→ WHAT YOU SHOULD DO
Copy out all the records, word for word.

→ GIVEN INFORMATION
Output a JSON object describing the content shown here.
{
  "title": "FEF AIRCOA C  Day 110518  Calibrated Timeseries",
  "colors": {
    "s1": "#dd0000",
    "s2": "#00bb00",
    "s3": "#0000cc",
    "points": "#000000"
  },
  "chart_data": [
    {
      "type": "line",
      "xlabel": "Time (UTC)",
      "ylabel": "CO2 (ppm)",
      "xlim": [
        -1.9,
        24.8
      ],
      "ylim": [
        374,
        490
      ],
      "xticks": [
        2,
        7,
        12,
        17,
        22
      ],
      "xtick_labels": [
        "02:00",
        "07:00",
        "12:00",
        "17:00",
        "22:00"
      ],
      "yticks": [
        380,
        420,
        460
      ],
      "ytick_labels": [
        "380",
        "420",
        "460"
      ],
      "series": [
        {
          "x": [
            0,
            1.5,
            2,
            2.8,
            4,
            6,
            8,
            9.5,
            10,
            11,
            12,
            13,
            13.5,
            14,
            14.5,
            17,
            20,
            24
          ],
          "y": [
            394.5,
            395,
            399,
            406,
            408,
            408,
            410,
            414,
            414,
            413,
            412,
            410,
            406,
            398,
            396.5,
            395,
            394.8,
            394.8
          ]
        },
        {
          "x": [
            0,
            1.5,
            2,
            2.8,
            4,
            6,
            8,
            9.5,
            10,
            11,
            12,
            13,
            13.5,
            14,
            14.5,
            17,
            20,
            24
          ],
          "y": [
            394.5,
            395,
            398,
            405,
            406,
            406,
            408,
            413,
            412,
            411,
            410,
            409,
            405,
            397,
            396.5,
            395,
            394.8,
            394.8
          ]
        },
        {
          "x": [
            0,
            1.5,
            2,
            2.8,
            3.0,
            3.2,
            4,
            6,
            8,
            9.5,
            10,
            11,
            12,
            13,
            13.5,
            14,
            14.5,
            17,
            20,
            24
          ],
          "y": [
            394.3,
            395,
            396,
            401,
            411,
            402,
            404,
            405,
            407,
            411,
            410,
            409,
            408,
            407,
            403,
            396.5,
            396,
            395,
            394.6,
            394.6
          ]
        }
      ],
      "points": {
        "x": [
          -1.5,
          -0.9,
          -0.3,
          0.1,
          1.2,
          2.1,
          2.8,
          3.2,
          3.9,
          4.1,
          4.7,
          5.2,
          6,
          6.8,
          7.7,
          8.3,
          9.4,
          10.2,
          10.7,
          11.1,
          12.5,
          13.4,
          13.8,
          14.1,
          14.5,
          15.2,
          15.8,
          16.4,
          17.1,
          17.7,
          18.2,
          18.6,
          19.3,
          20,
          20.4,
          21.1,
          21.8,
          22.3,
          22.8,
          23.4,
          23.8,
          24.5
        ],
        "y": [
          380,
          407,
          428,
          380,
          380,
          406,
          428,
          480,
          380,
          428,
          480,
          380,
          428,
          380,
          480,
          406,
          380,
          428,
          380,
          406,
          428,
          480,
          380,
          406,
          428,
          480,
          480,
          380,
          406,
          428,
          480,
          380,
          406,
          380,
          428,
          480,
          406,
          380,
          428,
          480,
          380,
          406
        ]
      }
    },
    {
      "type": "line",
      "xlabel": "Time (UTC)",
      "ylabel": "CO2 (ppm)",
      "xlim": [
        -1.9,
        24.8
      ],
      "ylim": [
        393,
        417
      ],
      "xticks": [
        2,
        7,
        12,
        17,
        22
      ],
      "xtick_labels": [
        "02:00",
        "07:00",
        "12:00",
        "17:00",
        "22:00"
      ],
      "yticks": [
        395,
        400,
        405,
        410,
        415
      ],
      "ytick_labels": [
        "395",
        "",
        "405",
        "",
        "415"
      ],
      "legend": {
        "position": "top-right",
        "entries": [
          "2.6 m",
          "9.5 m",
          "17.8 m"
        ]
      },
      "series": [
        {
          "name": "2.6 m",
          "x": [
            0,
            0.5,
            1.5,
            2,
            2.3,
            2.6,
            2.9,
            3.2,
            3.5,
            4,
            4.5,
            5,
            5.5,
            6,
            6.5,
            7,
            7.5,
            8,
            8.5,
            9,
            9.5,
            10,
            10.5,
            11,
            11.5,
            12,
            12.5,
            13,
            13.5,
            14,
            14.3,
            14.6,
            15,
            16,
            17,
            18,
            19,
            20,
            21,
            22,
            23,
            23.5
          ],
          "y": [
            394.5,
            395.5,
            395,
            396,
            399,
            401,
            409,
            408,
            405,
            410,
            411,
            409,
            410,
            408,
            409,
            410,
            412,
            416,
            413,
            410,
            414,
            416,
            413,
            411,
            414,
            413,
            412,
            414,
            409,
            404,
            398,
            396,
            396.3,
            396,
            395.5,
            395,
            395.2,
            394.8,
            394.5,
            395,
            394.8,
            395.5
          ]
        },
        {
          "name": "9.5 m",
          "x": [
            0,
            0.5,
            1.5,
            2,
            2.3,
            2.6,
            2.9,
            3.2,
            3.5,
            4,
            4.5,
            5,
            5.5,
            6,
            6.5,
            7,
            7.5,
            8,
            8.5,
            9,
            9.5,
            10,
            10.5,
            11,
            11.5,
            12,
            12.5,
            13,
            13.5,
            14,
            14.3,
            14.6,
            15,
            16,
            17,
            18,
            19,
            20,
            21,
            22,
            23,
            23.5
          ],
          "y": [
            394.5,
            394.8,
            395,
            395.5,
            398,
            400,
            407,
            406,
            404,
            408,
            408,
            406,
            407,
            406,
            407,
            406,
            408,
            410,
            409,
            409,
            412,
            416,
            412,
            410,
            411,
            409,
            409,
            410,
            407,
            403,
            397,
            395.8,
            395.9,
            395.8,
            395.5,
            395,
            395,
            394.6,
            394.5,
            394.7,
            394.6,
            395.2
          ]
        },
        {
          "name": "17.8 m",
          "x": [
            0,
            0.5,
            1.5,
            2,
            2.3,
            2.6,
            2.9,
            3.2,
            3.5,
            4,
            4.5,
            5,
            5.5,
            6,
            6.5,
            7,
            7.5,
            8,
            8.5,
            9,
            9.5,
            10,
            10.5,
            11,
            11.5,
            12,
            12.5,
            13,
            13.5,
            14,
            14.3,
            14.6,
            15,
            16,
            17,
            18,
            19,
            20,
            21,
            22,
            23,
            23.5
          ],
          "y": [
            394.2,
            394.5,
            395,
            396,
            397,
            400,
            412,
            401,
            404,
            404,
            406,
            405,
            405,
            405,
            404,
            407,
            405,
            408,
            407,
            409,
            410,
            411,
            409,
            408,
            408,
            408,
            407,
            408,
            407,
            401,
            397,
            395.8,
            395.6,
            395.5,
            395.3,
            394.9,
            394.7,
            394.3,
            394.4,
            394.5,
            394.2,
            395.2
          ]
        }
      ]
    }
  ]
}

→ RESULT OF THE EXERCISE
Output a JSON object describing the content shown here.
{
  "title": "FEF AIRCOA C  Day 110518  Calibrated Timeseries",
  "colors": {
    "s1": "#dd0000",
    "s2": "#00bb00",
    "s3": "#0000cc",
    "points": "#000000"
  },
  "chart_data": [
    {
      "type": "line",
      "xlabel": "Time (UTC)",
      "ylabel": "CO2 (ppm)",
      "xlim": [
        -1.9,
        24.8
      ],
      "ylim": [
        374,
        490
      ],
      "xticks": [
        2,
        7,
        12,
        17,
        22
      ],
      "xtick_labels": [
        "02:00",
        "07:00",
        "12:00",
        "17:00",
        "22:00"
      ],
      "yticks": [
        380,
        420,
        460
      ],
      "ytick_labels": [
        "380",
        "420",
        "460"
      ],
      "series": [
        {
          "x": [
            0,
            1.5,
            2,
            2.8,
            4,
            6,
            8,
            9.5,
            10,
            11,
            12,
            13,
            13.5,
            14,
            14.5,
            17,
            20,
            24
          ],
          "y": [
            394.5,
            395,
            399,
            406,
            408,
            408,
            410,
            414,
            414,
            413,
            412,
            410,
            406,
            398,
            396.5,
            395,
            394.8,
            394.8
          ]
        },
        {
          "x": [
            0,
            1.5,
            2,
            2.8,
            4,
            6,
            8,
            9.5,
            10,
            11,
            12,
            13,
            13.5,
            14,
            14.5,
            17,
            20,
            24
          ],
          "y": [
            394.5,
            395,
            398,
            405,
            406,
            406,
            408,
            413,
            412,
            411,
            410,
            409,
            405,
            397,
            396.5,
            395,
            394.8,
            394.8
          ]
        },
        {
          "x": [
            0,
            1.5,
            2,
            2.8,
            3.0,
            3.2,
            4,
            6,
            8,
            9.5,
            10,
            11,
            12,
            13,
            13.5,
            14,
            14.5,
            17,
            20,
            24
          ],
          "y": [
            394.3,
            395,
            396,
            401,
            411,
            402,
            404,
            405,
            407,
            411,
            410,
            409,
            408,
            407,
            403,
            396.5,
            396,
            395,
            394.6,
            394.6
          ]
        }
      ],
      "points": {
        "x": [
          -1.5,
          -0.9,
          -0.3,
          0.1,
          1.2,
          2.1,
          2.8,
          3.2,
          3.9,
          4.1,
          4.7,
          5.2,
          6,
          6.8,
          7.7,
          8.3,
          9.4,
          10.2,
          10.7,
          11.1,
          12.5,
          13.4,
          13.8,
          14.1,
          14.5,
          15.2,
          15.8,
          16.4,
          17.1,
          17.7,
          18.2,
          18.6,
          19.3,
          20,
          20.4,
          21.1,
          21.8,
          22.3,
          22.8,
          23.4,
          23.8,
          24.5
        ],
        "y": [
          380,
          407,
          428,
          380,
          380,
          406,
          428,
          480,
          380,
          428,
          480,
          380,
          428,
          380,
          480,
          406,
          380,
          428,
          380,
          406,
          428,
          480,
          380,
          406,
          428,
          480,
          480,
          380,
          406,
          428,
          480,
          380,
          406,
          380,
          428,
          480,
          406,
          380,
          428,
          480,
          380,
          406
        ]
      }
    },
    {
      "type": "line",
      "xlabel": "Time (UTC)",
      "ylabel": "CO2 (ppm)",
      "xlim": [
        -1.9,
        24.8
      ],
      "ylim": [
        393,
        417
      ],
      "xticks": [
        2,
        7,
        12,
        17,
        22
      ],
      "xtick_labels": [
        "02:00",
        "07:00",
        "12:00",
        "17:00",
        "22:00"
      ],
      "yticks": [
        395,
        400,
        405,
        410,
        415
      ],
      "ytick_labels": [
        "395",
        "",
        "405",
        "",
        "415"
      ],
      "legend": {
        "position": "top-right",
        "entries": [
          "2.6 m",
          "9.5 m",
          "17.8 m"
        ]
      },
      "series": [
        {
          "name": "2.6 m",
          "x": [
            0,
            0.5,
            1.5,
            2,
            2.3,
            2.6,
            2.9,
            3.2,
            3.5,
            4,
            4.5,
            5,
            5.5,
            6,
            6.5,
            7,
            7.5,
            8,
            8.5,
            9,
            9.5,
            10,
            10.5,
            11,
            11.5,
            12,
            12.5,
            13,
            13.5,
            14,
            14.3,
            14.6,
            15,
            16,
            17,
            18,
            19,
            20,
            21,
            22,
            23,
            23.5
          ],
          "y": [
            394.5,
            395.5,
            395,
            396,
            399,
            401,
            409,
            408,
            405,
            410,
            411,
            409,
            410,
            408,
            409,
            410,
            412,
            416,
            413,
            410,
            414,
            416,
            413,
            411,
            414,
            413,
            412,
            414,
            409,
            404,
            398,
            396,
            396.3,
            396,
            395.5,
            395,
            395.2,
            394.8,
            394.5,
            395,
            394.8,
            395.5
          ]
        },
        {
          "name": "9.5 m",
          "x": [
            0,
            0.5,
            1.5,
            2,
            2.3,
            2.6,
            2.9,
            3.2,
            3.5,
            4,
            4.5,
            5,
            5.5,
            6,
            6.5,
            7,
            7.5,
            8,
            8.5,
            9,
            9.5,
            10,
            10.5,
            11,
            11.5,
            12,
            12.5,
            13,
            13.5,
            14,
            14.3,
            14.6,
            15,
            16,
            17,
            18,
            19,
            20,
            21,
            22,
            23,
            23.5
          ],
          "y": [
            394.5,
            394.8,
            395,
            395.5,
            398,
            400,
            407,
            406,
            404,
            408,
            408,
            406,
            407,
            406,
            407,
            406,
            408,
            410,
            409,
            409,
            412,
            416,
            412,
            410,
            411,
            409,
            409,
            410,
            407,
            403,
            397,
            395.8,
            395.9,
            395.8,
            395.5,
            395,
            395,
            394.6,
            394.5,
            394.7,
            394.6,
            395.2
          ]
        },
        {
          "name": "17.8 m",
          "x": [
            0,
            0.5,
            1.5,
            2,
            2.3,
            2.6,
            2.9,
            3.2,
            3.5,
            4,
            4.5,
            5,
            5.5,
            6,
            6.5,
            7,
            7.5,
            8,
            8.5,
            9,
            9.5,
            10,
            10.5,
            11,
            11.5,
            12,
            12.5,
            13,
            13.5,
            14,
            14.3,
            14.6,
            15,
            16,
            17,
            18,
            19,
            20,
            21,
            22,
            23,
            23.5
          ],
          "y": [
            394.2,
            394.5,
            395,
            396,
            397,
            400,
            412,
            401,
            404,
            404,
            406,
            405,
            405,
            405,
            404,
            407,
            405,
            408,
            407,
            409,
            410,
            411,
            409,
            408,
            408,
            408,
            407,
            408,
            407,
            401,
            397,
            395.8,
            395.6,
            395.5,
            395.3,
            394.9,
            394.7,
            394.3,
            394.4,
            394.5,
            394.2,
            395.2
          ]
        }
      ]
    }
  ]
}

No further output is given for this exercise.